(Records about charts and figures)
** begin **
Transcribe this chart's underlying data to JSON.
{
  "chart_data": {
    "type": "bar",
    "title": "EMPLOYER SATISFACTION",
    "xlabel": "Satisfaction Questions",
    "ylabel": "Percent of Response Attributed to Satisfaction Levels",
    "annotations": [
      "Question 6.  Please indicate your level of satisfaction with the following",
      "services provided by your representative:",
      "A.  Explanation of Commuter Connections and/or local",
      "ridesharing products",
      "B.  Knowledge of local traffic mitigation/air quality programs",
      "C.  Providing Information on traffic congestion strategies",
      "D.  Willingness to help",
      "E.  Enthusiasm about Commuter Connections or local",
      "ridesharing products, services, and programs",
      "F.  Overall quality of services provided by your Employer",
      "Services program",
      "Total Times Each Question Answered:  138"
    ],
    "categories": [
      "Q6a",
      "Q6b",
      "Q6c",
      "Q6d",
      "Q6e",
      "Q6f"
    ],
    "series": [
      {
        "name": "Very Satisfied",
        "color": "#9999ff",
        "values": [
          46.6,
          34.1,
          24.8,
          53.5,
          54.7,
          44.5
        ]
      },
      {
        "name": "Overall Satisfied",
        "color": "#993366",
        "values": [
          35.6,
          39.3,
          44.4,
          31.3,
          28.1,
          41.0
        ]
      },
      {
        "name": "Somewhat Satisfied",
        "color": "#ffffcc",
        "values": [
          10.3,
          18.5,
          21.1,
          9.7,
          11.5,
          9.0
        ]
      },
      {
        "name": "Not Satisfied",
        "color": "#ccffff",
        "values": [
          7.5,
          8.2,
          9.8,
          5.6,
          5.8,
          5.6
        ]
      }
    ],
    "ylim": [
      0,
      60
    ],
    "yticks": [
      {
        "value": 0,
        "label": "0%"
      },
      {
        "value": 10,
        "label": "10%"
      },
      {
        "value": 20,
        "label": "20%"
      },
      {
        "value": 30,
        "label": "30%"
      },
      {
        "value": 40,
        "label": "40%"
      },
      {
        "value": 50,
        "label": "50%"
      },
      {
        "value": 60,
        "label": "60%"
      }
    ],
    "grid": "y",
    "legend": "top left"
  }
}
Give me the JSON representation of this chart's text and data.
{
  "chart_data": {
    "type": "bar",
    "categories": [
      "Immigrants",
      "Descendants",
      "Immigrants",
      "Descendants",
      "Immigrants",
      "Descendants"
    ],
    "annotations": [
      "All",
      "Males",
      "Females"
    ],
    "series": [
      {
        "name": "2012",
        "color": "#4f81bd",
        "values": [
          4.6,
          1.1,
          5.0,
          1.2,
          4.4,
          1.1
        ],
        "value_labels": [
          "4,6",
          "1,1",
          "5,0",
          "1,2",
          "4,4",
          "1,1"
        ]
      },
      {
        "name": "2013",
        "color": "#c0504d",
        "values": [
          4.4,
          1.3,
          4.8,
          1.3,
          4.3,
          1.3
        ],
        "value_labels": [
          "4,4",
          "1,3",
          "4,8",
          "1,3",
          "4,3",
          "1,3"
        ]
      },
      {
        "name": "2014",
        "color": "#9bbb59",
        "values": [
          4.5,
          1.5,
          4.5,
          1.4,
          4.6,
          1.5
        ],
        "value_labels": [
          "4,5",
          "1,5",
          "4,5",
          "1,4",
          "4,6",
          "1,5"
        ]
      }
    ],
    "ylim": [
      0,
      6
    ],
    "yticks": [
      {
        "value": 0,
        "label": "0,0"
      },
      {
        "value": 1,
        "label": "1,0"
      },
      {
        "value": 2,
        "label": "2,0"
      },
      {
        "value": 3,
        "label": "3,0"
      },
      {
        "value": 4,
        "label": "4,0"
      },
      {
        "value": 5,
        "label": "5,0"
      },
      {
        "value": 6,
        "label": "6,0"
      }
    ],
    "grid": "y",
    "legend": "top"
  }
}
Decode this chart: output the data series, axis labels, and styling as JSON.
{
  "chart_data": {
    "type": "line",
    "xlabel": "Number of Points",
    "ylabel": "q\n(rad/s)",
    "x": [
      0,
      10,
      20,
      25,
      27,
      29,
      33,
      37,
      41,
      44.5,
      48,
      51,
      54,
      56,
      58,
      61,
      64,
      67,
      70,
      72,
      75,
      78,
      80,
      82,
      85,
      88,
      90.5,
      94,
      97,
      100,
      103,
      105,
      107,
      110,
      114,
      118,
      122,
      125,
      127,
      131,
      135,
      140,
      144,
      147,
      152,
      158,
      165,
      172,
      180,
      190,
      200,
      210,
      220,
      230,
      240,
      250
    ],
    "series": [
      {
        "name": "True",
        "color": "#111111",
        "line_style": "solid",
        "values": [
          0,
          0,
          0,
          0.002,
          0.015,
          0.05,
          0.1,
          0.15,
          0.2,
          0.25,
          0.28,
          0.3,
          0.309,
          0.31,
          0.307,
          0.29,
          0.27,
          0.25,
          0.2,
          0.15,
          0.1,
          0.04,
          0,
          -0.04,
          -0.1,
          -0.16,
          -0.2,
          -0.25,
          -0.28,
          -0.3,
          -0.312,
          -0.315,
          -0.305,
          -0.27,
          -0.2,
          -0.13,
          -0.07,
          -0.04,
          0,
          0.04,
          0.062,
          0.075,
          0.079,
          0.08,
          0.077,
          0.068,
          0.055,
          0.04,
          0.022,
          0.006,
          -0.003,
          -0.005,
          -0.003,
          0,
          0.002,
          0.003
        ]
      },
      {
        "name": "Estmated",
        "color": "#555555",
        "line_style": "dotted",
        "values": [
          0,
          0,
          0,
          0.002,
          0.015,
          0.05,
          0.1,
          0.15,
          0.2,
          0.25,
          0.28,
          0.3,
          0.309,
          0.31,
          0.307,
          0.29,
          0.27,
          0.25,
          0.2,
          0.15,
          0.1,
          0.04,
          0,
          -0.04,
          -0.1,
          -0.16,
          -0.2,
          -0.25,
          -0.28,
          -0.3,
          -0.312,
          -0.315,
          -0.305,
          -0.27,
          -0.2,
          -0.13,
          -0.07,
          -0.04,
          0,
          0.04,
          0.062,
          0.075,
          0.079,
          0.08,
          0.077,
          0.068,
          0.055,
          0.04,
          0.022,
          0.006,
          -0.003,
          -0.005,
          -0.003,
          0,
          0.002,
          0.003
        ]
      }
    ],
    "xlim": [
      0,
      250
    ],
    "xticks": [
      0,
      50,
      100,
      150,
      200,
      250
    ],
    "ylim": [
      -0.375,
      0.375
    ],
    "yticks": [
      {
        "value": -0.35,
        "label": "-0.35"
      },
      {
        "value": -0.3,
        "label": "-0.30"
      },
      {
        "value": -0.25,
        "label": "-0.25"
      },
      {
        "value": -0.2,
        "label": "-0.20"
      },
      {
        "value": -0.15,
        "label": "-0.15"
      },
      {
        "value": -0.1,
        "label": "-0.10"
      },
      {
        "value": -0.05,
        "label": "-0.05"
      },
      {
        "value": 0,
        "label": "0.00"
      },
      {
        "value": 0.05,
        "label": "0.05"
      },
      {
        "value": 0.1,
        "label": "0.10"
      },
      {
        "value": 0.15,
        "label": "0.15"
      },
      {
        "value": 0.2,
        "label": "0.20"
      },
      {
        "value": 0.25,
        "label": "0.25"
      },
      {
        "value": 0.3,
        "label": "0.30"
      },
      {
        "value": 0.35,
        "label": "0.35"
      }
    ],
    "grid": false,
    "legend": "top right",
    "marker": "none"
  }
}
** end **
- [Aim of the exercise]: Identify which lines contain the word "JSON" and copy each one.

- [Expected output]:
Transcribe this chart's underlying data to JSON.
Give me the JSON representation of this chart's text and data.
Decode this chart: output the data series, axis labels, and styling as JSON.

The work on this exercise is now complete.